* **Layout annotation data**:
• • • • •
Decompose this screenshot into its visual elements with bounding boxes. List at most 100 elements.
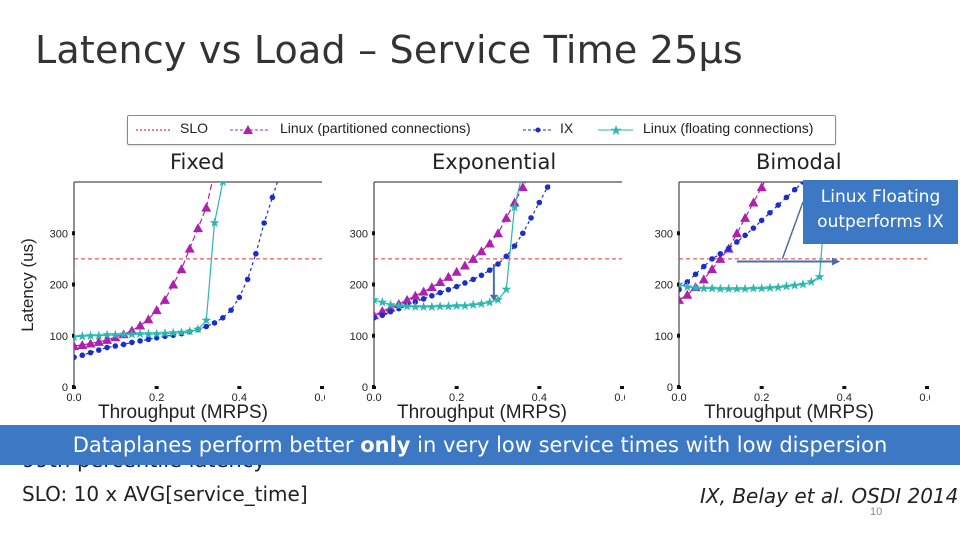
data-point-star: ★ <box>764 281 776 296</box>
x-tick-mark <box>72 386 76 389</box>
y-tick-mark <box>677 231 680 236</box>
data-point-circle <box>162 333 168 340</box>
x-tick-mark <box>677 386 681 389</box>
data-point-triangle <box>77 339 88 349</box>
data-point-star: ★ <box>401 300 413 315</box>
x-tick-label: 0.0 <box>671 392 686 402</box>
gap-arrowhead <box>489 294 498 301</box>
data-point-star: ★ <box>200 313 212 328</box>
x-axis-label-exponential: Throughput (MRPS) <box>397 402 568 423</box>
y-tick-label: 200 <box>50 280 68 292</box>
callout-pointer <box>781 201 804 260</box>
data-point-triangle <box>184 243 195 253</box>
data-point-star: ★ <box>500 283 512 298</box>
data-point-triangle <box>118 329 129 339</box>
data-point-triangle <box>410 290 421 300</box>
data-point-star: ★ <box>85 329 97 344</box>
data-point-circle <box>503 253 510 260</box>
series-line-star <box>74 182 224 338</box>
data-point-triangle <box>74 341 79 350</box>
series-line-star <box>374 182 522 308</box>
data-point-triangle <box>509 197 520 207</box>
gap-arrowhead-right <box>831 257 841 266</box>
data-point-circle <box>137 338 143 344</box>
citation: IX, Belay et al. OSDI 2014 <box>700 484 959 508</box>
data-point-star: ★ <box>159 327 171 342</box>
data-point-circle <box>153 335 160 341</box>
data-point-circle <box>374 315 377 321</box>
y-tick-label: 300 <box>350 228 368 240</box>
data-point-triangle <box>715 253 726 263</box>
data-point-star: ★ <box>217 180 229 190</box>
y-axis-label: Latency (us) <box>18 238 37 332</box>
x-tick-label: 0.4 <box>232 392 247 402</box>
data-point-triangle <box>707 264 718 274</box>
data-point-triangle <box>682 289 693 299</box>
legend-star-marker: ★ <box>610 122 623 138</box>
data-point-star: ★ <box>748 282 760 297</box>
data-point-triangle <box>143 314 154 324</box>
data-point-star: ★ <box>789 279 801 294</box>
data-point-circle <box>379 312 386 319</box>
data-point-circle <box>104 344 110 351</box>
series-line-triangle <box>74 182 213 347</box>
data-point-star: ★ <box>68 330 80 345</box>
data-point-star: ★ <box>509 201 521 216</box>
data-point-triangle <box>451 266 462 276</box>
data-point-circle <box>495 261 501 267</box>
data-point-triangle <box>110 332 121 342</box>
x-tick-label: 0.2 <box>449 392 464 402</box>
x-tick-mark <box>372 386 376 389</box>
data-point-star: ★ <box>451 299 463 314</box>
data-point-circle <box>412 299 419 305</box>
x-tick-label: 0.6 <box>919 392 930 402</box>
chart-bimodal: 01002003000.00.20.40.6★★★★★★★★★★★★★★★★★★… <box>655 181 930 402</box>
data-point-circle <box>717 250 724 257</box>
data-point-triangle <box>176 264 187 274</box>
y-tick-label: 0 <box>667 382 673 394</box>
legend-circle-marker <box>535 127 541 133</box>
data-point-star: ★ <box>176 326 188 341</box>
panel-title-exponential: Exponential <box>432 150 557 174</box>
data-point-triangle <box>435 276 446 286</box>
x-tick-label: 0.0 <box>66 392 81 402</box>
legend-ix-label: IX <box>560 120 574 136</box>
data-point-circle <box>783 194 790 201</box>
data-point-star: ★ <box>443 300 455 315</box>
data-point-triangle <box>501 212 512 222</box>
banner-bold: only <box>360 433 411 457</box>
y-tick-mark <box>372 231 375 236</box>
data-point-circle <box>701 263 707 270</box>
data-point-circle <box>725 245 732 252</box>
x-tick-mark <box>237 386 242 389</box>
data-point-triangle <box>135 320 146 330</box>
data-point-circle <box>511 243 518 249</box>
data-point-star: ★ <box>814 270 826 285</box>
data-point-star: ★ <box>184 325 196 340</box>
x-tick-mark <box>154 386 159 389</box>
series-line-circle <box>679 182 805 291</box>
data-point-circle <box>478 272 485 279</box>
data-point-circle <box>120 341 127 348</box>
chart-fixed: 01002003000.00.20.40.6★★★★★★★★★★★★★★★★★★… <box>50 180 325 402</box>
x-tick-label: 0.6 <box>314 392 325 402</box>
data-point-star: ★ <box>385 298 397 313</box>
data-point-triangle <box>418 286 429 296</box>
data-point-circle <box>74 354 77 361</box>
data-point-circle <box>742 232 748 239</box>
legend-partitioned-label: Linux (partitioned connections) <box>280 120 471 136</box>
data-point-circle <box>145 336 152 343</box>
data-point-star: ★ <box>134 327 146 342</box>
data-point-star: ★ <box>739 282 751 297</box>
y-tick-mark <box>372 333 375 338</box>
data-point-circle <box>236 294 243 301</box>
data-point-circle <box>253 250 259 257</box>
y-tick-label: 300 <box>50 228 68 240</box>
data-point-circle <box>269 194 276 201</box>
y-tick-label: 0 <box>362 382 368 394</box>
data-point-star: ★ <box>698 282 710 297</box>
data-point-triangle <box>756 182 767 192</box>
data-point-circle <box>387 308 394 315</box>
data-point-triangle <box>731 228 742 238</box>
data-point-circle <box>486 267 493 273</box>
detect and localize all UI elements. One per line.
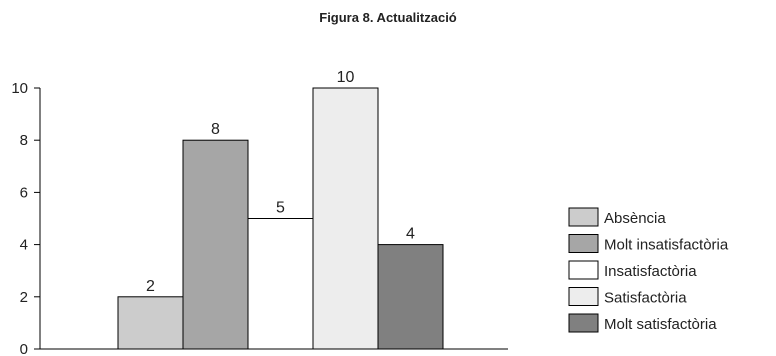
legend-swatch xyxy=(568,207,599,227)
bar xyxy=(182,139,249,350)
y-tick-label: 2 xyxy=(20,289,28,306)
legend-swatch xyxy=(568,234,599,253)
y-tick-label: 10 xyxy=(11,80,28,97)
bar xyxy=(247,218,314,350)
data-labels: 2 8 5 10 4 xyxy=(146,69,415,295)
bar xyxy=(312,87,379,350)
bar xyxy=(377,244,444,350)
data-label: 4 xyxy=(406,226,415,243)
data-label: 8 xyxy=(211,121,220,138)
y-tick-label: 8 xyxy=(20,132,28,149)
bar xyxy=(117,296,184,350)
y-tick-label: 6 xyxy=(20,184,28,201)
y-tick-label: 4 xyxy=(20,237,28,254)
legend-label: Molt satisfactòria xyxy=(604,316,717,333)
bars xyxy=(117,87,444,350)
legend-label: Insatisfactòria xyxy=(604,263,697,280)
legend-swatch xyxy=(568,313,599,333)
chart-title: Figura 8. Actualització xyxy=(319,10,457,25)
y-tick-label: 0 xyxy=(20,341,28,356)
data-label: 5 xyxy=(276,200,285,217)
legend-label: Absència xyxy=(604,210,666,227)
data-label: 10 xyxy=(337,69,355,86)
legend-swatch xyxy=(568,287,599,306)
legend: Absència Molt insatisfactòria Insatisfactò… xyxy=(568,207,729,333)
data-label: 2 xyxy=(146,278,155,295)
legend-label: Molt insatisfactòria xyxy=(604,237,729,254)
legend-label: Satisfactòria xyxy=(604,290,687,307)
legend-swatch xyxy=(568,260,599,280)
• • • • •
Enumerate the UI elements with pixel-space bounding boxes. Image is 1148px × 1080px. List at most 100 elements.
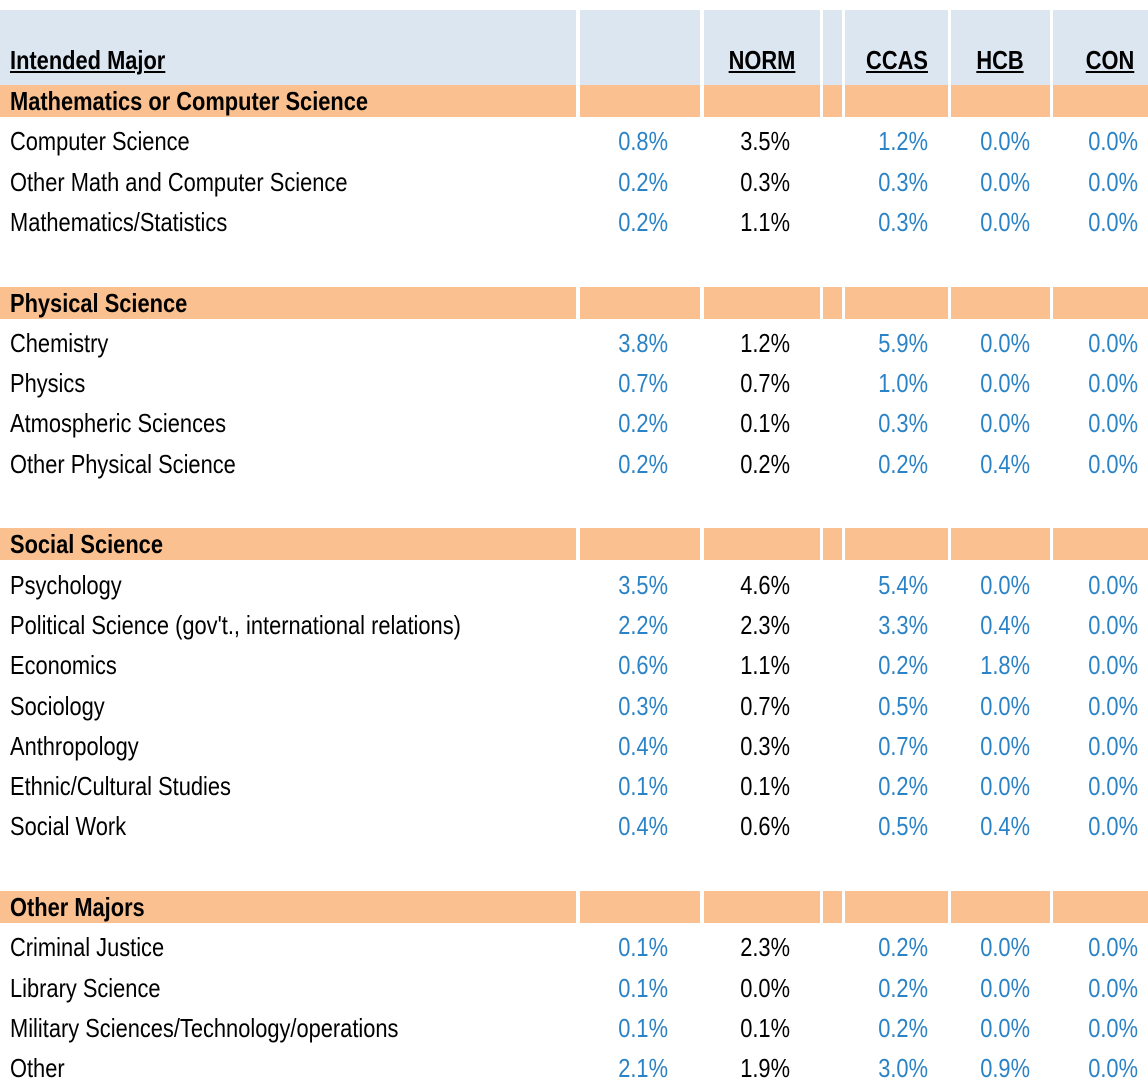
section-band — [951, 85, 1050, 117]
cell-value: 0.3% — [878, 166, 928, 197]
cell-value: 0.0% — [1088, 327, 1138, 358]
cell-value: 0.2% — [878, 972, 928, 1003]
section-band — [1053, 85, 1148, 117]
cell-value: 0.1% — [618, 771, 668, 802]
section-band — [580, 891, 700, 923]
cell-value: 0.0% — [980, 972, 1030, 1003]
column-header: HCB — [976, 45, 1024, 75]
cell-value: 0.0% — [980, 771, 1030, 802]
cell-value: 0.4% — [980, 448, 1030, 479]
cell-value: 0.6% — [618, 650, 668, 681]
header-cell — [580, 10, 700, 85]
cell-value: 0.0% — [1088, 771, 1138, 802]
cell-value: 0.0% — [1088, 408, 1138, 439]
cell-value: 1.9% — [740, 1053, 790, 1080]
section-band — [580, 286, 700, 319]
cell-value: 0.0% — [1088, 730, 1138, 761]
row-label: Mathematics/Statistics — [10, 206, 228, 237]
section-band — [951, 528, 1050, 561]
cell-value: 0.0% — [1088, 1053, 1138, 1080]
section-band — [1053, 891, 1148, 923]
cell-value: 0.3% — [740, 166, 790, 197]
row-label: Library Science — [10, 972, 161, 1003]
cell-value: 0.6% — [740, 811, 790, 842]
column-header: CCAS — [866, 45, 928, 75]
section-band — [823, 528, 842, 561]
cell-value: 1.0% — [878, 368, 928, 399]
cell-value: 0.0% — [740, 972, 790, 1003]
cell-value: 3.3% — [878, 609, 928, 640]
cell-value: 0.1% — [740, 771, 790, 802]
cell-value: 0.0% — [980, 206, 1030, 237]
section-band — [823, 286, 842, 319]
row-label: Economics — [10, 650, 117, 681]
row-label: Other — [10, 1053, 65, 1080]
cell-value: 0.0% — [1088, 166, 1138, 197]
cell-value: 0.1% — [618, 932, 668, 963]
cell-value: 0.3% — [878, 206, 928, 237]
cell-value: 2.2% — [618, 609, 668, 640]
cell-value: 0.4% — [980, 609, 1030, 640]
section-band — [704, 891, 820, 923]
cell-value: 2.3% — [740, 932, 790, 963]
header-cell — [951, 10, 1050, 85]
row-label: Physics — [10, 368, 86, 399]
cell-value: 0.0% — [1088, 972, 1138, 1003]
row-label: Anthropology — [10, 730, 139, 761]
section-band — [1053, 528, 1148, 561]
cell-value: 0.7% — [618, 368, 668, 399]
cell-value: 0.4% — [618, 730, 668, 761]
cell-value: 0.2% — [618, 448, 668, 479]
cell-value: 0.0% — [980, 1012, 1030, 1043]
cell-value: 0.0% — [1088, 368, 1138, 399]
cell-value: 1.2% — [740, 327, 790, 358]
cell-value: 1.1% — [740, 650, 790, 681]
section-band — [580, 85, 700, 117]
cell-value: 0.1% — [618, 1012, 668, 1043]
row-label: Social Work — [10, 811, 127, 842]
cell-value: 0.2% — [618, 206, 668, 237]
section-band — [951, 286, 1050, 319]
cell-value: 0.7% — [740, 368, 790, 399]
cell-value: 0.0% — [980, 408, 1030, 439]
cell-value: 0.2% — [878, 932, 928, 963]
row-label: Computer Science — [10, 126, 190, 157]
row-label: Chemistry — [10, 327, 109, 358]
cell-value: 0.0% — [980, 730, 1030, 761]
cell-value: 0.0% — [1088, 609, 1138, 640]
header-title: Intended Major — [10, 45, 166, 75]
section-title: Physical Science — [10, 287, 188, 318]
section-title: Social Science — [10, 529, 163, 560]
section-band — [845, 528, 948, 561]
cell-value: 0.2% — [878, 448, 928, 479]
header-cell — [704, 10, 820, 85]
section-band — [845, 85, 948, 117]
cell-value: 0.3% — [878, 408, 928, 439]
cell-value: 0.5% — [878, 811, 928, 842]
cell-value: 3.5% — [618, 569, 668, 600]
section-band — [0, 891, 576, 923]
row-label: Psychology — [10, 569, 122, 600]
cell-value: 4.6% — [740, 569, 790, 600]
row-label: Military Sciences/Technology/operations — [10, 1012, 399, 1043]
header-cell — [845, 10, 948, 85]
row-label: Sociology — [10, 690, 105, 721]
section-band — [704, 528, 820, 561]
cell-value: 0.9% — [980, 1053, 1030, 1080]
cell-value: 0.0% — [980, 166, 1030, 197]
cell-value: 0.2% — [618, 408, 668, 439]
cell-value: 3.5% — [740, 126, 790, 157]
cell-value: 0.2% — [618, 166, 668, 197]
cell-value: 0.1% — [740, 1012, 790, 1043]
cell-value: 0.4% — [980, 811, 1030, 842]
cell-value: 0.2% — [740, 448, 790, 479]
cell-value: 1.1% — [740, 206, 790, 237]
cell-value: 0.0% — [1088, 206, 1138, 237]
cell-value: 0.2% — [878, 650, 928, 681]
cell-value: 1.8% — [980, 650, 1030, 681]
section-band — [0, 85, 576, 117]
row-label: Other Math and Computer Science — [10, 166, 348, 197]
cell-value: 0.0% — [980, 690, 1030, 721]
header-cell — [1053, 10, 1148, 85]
• • • • •
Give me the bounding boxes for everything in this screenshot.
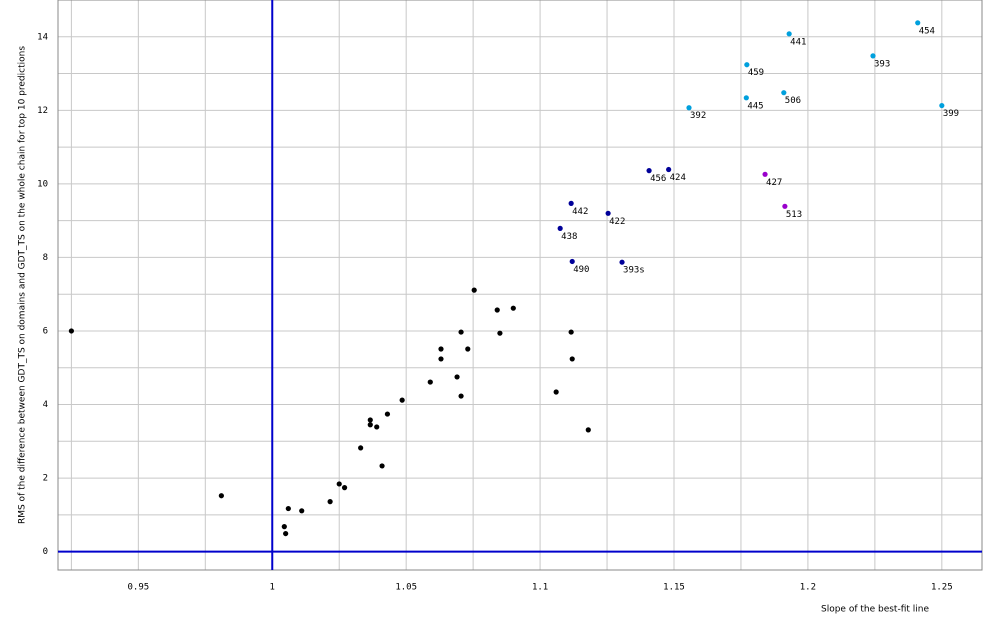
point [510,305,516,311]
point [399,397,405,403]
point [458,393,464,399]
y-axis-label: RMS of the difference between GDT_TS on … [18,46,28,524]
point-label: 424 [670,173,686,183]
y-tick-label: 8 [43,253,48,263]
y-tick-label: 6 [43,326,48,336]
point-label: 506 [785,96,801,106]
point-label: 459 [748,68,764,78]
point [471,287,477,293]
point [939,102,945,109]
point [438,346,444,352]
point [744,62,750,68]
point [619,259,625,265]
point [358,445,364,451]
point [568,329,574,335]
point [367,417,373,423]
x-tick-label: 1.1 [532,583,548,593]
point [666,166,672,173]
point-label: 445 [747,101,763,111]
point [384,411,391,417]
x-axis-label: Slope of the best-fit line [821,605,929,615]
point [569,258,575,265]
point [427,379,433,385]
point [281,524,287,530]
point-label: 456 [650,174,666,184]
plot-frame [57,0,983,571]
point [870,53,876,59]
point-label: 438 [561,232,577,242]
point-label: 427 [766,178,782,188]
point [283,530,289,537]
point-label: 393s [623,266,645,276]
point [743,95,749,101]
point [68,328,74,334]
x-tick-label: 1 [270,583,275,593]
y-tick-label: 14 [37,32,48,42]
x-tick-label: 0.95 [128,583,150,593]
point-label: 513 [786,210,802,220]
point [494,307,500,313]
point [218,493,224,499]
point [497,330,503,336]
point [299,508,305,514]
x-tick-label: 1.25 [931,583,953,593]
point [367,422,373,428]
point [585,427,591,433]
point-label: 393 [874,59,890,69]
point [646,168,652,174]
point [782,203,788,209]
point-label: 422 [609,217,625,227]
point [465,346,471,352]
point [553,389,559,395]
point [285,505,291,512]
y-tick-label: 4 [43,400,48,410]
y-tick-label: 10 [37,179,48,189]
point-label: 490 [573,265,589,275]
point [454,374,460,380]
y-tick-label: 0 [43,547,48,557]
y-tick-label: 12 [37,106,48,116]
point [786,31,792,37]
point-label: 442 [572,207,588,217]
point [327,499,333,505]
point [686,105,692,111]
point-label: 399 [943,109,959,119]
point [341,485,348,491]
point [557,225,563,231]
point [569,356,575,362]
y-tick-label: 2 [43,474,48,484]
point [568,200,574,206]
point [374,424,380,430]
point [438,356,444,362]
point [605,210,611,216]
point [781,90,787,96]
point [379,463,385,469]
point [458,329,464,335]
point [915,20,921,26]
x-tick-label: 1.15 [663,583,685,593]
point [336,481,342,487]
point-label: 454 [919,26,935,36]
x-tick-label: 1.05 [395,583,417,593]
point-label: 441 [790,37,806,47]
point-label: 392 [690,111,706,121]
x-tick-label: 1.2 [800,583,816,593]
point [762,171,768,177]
• • • • •
* **THE PROBLEM**: Rewrite the rows from the line with "section-band — [951, 85, 1050, 117]" to the line with "section-band — [580, 891, 700, 923]", putting "data-value" in place of "cell-value" and keeping everything else unchanged.

* **ANSWER TO THIS EXERCISE**:
section-band — [951, 85, 1050, 117]
data-value: 0.3% — [878, 166, 928, 197]
data-value: 0.0% — [1088, 327, 1138, 358]
data-value: 0.2% — [878, 972, 928, 1003]
section-band — [1053, 85, 1148, 117]
data-value: 0.1% — [618, 771, 668, 802]
section-band — [580, 891, 700, 923]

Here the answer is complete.